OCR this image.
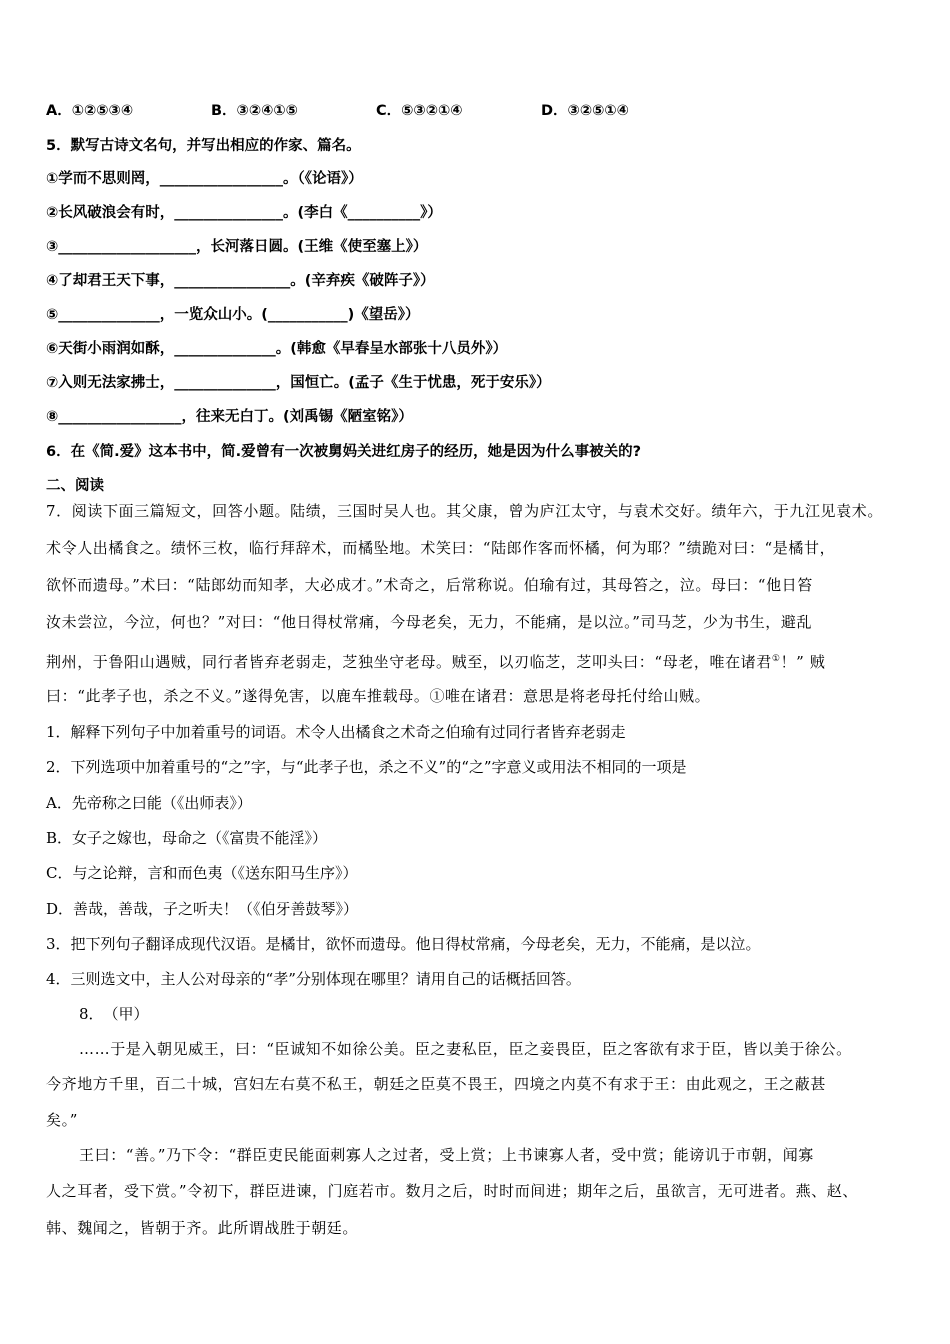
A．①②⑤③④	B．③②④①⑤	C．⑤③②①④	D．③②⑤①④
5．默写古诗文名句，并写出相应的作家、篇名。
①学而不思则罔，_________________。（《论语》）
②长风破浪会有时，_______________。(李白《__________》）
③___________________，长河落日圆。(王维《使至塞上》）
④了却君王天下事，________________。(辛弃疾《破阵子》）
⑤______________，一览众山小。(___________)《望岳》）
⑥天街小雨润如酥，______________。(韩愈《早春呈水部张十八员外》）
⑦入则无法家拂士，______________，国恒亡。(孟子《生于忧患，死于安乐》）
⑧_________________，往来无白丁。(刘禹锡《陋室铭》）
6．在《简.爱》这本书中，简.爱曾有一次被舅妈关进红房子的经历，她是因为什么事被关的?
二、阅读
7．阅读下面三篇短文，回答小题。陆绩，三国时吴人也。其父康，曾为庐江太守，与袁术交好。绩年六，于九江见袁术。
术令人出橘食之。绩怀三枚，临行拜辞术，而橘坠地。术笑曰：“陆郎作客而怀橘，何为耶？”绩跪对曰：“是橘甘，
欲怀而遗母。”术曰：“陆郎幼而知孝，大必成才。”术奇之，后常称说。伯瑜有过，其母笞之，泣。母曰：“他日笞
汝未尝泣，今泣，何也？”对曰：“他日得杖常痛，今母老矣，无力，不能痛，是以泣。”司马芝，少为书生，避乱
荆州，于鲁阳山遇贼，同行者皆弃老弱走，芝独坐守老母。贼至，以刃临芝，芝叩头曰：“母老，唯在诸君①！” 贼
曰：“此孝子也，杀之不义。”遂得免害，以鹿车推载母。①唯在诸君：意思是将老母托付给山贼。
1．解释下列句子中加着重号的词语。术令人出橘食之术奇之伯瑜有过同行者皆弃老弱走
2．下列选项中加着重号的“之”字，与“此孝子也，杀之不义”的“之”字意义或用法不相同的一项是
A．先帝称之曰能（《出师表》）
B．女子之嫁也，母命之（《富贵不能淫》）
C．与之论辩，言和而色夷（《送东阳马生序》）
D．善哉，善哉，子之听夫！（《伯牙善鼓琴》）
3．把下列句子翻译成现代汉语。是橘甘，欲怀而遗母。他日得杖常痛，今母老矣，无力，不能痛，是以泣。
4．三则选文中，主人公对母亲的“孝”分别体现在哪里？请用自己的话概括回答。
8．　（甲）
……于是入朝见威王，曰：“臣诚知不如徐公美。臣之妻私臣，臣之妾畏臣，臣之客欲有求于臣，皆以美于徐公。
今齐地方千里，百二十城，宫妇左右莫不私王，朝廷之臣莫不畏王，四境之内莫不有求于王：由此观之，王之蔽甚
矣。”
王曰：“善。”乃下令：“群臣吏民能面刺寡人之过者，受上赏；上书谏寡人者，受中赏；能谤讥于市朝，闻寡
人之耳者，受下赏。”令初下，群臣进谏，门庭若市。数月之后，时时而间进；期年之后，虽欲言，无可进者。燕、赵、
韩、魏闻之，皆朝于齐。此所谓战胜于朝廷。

▸ **Exercise brief**: Identify every line where the string "他日得杖常痛" appears.

▸ **Complete response**:
汝未尝泣，今泣，何也？”对曰：“他日得杖常痛，今母老矣，无力，不能痛，是以泣。”司马芝，少为书生，避乱
3．把下列句子翻译成现代汉语。是橘甘，欲怀而遗母。他日得杖常痛，今母老矣，无力，不能痛，是以泣。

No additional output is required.